» TASK DESCRIPTION: Pick out the lines in the listing below that contain the word "this" and copy them.

═══ INPUT MATERIAL

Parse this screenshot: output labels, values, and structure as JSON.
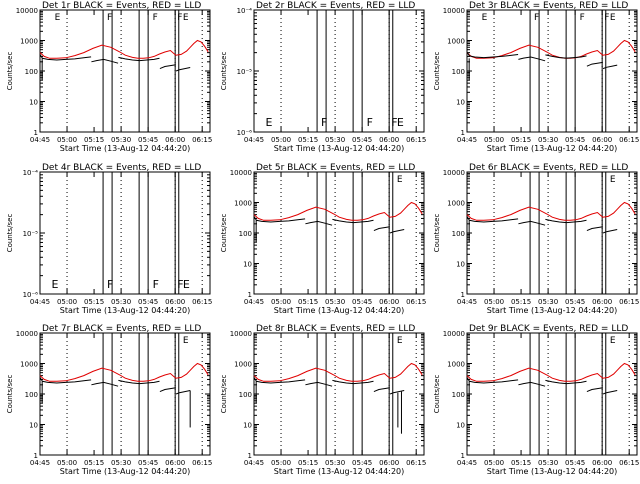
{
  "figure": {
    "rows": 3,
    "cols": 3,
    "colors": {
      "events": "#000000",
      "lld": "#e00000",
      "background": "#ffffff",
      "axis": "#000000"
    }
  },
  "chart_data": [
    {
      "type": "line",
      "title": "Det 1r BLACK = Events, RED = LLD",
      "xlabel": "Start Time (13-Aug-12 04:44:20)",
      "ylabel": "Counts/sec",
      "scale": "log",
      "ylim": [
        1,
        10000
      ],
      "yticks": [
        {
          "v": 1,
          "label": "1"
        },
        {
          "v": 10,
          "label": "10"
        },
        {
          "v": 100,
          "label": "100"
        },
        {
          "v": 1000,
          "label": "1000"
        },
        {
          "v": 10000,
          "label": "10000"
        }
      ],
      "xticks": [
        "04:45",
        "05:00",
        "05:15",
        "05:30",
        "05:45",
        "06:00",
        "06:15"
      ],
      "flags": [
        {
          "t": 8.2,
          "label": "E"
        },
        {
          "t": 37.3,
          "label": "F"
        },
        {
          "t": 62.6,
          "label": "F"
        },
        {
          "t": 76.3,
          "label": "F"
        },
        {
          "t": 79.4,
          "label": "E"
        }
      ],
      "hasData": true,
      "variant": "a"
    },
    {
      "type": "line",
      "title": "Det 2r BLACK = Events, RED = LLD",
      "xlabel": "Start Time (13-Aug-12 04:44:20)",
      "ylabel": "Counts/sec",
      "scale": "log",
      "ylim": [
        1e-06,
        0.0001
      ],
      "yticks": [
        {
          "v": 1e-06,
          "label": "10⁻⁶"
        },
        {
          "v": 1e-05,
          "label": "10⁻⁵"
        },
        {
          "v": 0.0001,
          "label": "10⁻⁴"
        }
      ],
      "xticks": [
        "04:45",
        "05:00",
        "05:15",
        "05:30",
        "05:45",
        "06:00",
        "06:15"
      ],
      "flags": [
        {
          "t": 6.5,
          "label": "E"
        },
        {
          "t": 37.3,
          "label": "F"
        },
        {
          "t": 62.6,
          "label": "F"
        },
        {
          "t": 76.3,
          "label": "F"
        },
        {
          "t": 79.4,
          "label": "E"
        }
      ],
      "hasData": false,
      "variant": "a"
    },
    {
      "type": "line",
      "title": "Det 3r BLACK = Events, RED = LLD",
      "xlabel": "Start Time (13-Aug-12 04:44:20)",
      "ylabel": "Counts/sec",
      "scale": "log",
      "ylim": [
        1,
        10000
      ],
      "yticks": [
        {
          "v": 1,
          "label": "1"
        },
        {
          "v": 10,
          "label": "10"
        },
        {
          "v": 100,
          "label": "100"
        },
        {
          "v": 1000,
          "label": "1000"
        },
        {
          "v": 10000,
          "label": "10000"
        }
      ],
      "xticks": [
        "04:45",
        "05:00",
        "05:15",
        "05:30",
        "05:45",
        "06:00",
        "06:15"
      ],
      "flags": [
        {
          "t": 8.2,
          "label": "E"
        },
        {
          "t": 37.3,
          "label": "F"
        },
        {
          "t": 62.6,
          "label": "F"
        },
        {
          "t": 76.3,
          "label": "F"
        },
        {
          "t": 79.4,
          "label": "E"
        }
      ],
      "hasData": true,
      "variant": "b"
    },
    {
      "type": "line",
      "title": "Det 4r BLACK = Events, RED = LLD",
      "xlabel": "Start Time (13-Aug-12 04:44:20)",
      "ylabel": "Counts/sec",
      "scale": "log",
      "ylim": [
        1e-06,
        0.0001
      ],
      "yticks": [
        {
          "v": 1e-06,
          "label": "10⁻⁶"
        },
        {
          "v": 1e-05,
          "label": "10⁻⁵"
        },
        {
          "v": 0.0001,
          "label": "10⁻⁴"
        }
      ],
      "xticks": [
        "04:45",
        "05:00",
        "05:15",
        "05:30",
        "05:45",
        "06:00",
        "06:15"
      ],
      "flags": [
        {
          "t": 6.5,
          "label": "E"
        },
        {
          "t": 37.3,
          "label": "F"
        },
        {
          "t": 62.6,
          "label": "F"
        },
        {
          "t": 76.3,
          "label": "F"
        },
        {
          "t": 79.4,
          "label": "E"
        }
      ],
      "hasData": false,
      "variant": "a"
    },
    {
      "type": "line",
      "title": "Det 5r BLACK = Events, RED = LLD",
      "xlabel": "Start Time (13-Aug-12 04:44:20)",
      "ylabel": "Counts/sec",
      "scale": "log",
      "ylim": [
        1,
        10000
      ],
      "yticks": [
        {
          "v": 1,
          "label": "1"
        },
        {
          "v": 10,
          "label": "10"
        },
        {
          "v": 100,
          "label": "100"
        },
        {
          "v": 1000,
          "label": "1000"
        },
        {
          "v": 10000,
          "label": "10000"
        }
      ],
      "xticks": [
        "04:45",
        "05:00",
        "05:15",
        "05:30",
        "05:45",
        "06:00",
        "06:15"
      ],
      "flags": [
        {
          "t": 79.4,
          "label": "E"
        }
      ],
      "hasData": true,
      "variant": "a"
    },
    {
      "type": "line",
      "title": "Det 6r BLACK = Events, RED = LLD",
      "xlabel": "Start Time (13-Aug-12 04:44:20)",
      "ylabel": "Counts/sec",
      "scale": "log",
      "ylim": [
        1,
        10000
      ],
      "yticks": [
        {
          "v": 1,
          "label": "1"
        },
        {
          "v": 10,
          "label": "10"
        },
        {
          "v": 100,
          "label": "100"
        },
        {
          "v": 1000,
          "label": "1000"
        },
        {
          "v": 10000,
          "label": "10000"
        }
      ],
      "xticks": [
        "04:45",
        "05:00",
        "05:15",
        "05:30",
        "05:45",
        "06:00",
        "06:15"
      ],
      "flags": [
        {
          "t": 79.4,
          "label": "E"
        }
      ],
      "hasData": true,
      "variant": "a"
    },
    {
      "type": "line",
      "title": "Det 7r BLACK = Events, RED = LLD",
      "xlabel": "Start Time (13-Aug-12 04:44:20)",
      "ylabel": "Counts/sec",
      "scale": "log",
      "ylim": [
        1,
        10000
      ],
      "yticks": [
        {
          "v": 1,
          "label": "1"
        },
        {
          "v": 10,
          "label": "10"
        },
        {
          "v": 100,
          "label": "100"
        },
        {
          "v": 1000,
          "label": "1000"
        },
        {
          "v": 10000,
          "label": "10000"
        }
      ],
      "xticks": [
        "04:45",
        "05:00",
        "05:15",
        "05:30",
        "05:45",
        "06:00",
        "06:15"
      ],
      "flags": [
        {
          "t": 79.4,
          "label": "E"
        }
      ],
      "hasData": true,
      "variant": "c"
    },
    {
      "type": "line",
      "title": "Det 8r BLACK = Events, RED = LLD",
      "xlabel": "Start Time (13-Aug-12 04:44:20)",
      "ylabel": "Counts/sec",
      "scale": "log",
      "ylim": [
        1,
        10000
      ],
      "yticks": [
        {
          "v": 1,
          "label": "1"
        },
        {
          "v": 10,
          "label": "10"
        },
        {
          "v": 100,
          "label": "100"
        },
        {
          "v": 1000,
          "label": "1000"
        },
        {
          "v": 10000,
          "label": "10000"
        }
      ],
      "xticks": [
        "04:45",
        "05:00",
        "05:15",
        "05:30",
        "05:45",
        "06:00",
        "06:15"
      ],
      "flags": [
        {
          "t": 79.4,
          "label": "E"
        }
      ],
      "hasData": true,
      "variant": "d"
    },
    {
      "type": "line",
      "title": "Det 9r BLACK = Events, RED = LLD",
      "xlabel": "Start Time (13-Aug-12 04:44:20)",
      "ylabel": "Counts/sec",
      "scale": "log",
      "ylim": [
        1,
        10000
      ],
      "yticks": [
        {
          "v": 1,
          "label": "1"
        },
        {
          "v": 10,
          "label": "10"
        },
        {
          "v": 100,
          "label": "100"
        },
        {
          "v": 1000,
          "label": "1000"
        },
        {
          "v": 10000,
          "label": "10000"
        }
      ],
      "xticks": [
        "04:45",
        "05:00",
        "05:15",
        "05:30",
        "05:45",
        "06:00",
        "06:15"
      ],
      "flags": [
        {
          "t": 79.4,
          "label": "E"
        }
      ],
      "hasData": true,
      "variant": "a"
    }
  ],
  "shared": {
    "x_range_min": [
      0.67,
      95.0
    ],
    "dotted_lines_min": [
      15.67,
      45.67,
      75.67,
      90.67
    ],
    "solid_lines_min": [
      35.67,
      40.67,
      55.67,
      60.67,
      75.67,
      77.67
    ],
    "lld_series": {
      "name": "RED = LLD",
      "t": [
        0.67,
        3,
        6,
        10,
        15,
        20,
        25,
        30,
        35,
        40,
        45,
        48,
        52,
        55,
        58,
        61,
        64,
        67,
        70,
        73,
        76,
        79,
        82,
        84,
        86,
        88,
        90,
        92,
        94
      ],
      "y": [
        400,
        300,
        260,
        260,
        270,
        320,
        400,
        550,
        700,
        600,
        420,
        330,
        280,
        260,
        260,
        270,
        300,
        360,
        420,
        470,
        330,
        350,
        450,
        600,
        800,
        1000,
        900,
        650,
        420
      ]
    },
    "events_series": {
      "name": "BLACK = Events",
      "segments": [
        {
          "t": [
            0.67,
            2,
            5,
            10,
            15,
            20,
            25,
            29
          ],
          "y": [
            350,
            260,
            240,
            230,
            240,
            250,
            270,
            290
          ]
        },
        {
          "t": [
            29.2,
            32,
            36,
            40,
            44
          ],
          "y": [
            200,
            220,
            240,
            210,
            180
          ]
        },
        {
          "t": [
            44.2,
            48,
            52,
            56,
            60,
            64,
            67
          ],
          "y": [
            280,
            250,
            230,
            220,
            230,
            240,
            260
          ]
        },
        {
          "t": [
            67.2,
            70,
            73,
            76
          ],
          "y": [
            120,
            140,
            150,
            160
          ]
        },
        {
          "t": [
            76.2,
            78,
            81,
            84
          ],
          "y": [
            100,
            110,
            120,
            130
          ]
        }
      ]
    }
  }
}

══════
═══ INPUT MATERIAL

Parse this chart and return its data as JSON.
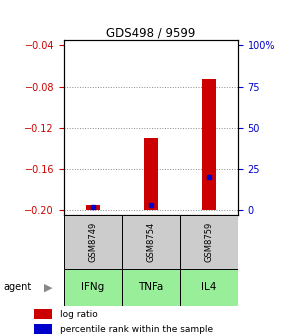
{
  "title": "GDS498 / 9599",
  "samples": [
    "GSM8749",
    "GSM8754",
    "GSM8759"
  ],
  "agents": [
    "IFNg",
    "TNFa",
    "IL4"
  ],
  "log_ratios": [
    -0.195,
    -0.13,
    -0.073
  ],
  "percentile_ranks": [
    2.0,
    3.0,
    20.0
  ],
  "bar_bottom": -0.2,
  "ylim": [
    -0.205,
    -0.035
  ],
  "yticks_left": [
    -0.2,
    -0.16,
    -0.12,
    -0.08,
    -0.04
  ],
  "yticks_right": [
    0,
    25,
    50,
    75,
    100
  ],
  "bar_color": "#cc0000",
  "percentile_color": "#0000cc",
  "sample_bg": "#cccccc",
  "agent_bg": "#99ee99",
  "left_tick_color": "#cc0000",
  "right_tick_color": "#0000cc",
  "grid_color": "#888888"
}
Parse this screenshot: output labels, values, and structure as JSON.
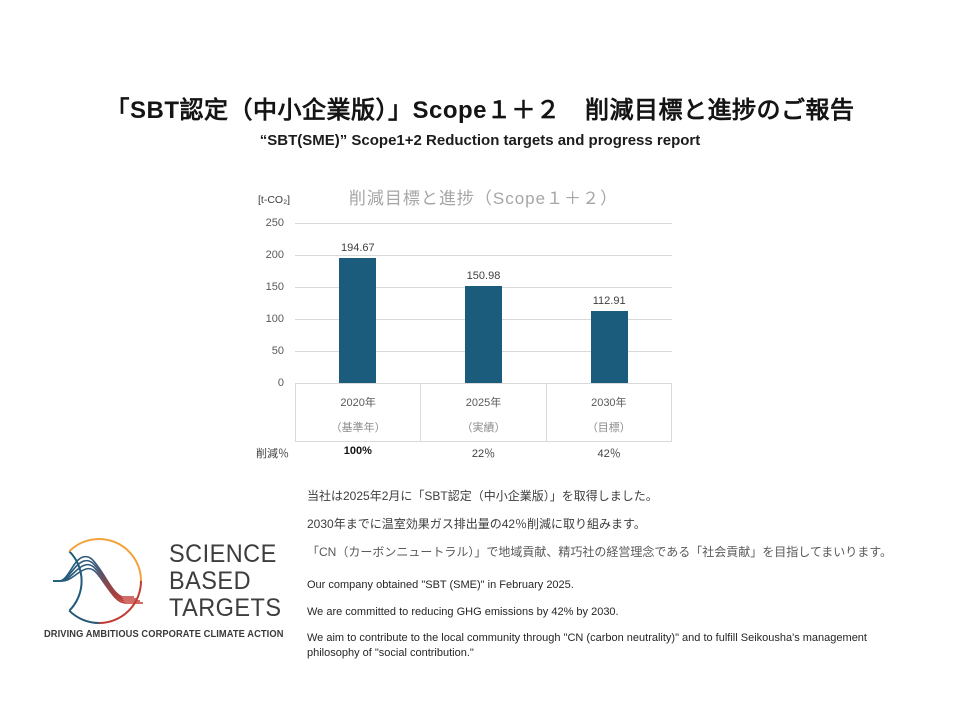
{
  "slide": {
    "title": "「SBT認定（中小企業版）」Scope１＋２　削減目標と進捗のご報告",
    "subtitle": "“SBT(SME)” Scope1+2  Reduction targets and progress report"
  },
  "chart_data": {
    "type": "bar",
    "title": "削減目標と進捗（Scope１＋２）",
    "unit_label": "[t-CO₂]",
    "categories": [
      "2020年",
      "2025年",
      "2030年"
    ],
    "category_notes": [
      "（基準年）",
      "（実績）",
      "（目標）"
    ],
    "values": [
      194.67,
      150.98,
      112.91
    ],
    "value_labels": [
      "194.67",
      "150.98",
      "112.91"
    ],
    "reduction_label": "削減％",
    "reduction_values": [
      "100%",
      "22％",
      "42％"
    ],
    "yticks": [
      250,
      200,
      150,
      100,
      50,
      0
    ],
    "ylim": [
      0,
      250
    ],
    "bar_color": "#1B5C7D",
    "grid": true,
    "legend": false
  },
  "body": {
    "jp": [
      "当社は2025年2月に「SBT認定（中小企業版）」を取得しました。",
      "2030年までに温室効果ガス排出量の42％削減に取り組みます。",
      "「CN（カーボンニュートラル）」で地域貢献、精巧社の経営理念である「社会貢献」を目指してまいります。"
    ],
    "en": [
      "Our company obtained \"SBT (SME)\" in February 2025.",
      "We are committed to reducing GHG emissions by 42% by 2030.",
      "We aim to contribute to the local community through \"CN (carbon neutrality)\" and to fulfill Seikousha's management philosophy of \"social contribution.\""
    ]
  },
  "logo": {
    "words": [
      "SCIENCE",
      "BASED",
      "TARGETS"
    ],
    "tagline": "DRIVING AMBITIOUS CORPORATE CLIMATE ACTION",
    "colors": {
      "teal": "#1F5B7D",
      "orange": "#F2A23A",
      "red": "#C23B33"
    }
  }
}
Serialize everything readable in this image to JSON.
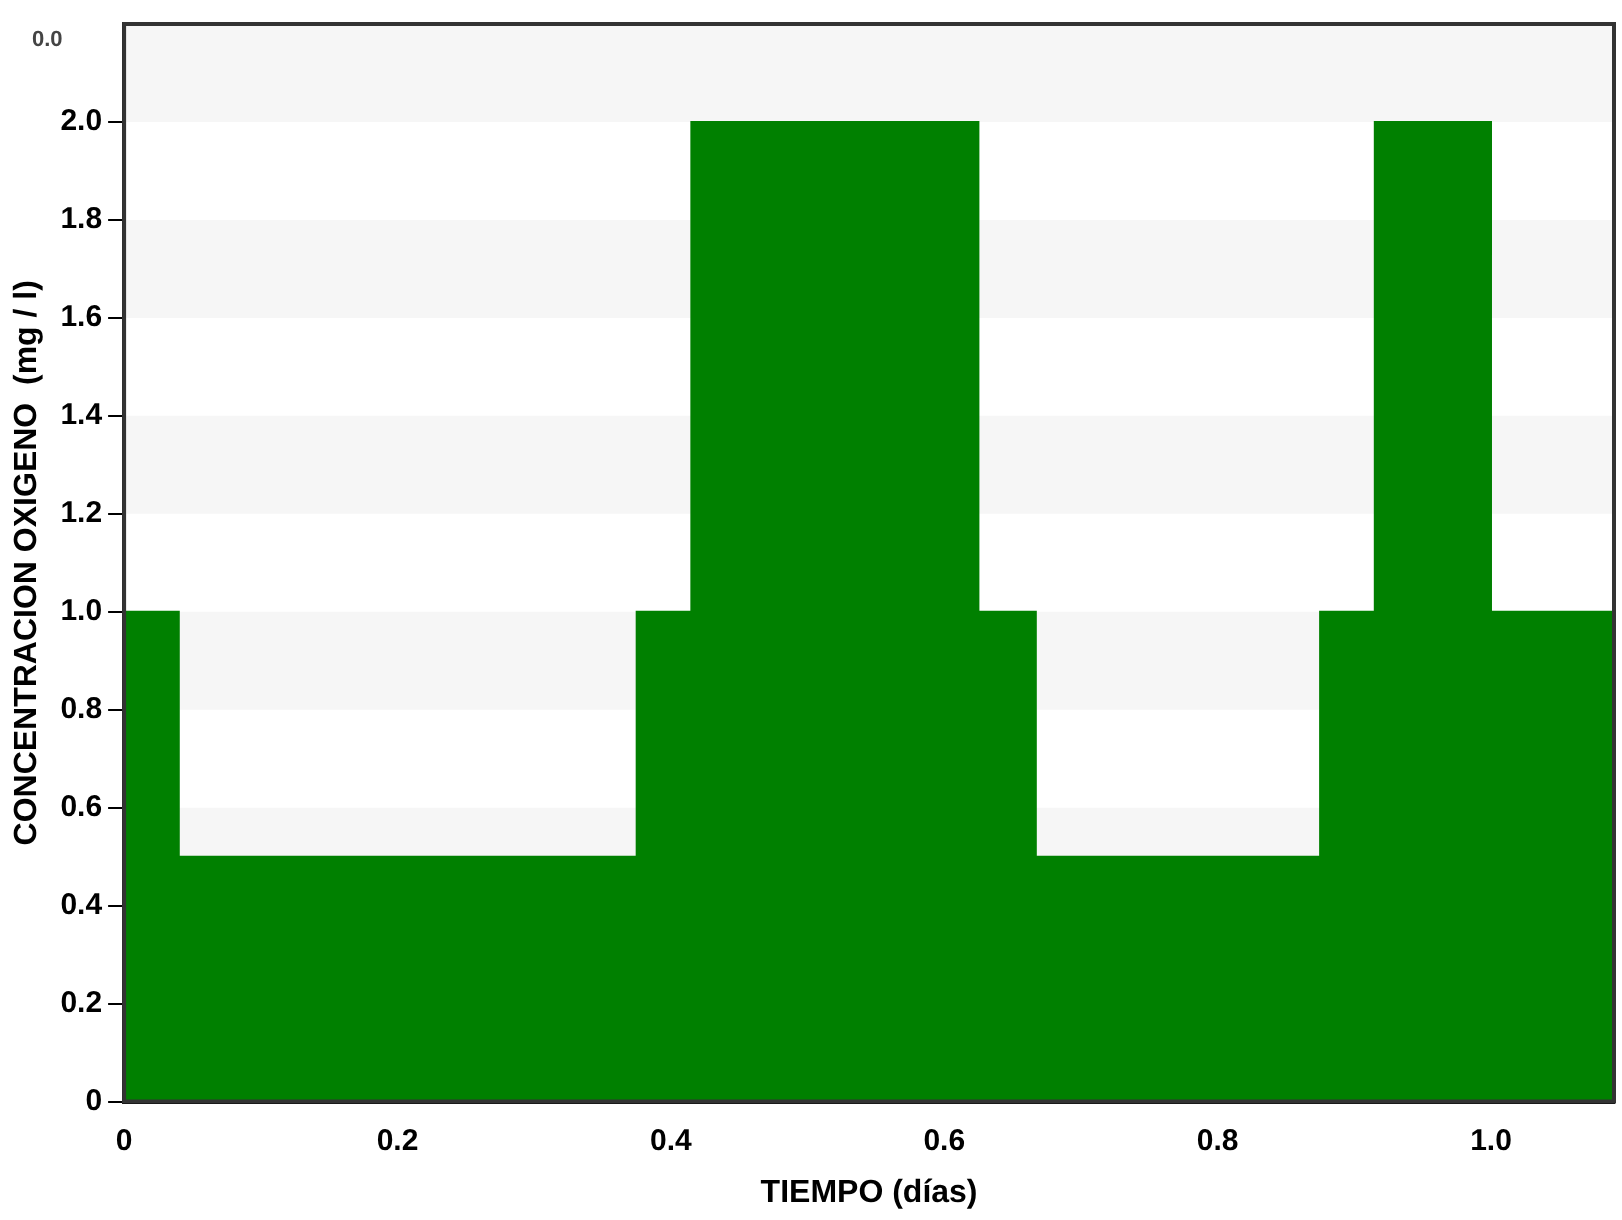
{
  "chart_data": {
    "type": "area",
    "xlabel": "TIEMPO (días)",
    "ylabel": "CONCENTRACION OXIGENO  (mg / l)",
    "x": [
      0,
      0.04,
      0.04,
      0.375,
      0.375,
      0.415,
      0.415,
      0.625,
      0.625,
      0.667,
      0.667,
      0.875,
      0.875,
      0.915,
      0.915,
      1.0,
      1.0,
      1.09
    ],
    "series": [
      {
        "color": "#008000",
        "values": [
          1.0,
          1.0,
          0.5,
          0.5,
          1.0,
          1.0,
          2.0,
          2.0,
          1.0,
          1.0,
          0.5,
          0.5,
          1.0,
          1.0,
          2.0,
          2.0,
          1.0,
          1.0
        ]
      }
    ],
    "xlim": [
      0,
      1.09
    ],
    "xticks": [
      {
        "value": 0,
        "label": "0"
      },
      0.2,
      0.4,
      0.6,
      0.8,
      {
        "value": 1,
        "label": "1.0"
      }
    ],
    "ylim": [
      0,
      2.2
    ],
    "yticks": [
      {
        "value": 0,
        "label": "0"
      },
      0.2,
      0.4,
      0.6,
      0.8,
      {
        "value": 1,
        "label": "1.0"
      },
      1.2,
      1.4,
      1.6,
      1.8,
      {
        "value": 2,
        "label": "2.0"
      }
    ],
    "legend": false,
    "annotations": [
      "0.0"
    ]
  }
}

══════

» CORRECT ANSWER:
Parse this screenshot: output labels, values, and structure as JSON.
Parse this chart and return its data as JSON.
Parse this screenshot: output labels, values, and structure as JSON.
Serialize everything readable in this image to JSON.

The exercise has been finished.